### Exercise instructions
Update the rows from the line containing "level 60% [149,133,221,221]" up to and including the line containing "title: Understanding Dehumidifier" by changing "title" to "caption", leaving everything else as is.

::: Material provided

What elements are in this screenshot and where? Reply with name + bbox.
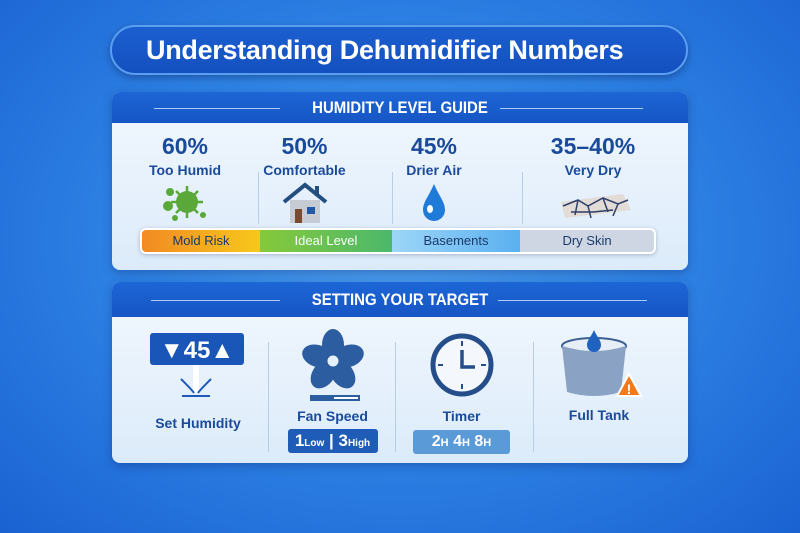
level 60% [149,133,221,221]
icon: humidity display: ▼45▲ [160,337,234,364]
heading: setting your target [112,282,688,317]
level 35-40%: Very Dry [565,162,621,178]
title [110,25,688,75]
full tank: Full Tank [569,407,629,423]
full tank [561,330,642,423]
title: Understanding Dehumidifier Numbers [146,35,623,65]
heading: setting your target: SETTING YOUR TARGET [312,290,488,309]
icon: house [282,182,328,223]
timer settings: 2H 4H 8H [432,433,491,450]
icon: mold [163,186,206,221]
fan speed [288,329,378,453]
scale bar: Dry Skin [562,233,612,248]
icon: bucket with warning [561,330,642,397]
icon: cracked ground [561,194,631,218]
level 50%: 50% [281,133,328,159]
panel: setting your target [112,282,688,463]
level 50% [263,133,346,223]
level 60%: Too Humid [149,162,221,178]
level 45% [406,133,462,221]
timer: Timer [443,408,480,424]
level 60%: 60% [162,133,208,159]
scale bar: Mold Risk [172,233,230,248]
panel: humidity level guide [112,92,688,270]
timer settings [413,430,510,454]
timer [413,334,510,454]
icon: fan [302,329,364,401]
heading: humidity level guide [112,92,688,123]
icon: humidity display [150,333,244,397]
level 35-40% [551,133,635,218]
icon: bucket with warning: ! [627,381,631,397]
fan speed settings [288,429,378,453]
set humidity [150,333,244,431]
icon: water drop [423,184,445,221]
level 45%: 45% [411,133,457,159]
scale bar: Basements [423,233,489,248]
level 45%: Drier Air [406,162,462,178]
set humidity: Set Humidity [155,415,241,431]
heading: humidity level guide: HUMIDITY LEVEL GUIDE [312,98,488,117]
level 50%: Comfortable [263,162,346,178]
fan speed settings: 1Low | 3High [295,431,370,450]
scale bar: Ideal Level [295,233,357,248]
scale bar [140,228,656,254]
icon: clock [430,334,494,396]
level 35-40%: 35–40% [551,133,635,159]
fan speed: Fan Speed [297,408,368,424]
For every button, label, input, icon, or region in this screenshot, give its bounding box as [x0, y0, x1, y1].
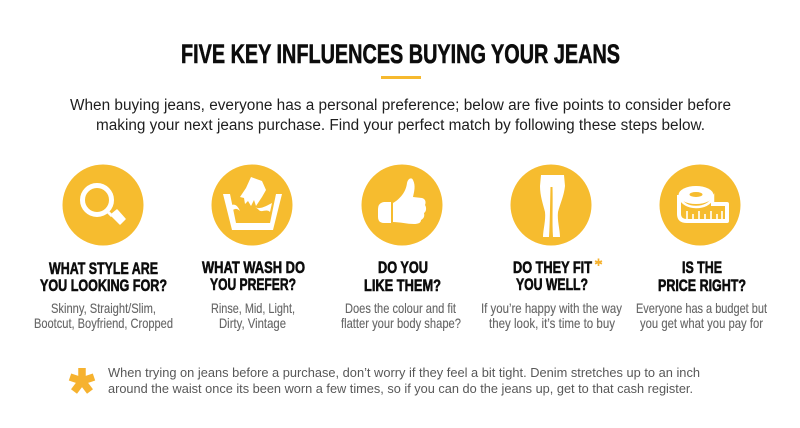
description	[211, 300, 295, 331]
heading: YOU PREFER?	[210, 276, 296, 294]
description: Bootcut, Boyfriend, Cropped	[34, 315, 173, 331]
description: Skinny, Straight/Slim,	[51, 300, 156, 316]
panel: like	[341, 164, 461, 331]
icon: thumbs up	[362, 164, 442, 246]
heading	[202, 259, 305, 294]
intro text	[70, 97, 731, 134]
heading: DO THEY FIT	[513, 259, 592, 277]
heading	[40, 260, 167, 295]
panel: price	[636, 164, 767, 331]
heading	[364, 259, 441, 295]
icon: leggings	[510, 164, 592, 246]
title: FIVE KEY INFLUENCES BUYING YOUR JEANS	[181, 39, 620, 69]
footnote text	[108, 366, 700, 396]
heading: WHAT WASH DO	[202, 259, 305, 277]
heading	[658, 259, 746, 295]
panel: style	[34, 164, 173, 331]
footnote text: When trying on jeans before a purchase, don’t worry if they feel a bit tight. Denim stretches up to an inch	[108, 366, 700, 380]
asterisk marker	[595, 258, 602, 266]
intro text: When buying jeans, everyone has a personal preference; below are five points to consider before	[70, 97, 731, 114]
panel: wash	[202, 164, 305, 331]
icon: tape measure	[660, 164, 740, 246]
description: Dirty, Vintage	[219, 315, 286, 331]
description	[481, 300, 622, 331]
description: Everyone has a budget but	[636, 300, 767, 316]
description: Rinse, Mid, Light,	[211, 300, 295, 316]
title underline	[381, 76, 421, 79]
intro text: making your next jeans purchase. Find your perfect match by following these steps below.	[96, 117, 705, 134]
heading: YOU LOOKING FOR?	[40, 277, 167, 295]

::::::

### Correct output
level 60% [149,133,221,221]
icon: humidity display: ▼45▲ [160,337,234,364]
heading: setting your target [112,282,688,317]
level 35-40%: Very Dry [565,162,621,178]
caption [110,25,688,75]
full tank: Full Tank [569,407,629,423]
full tank [561,330,642,423]
caption: Understanding Dehumidifier Numbers [146,35,623,65]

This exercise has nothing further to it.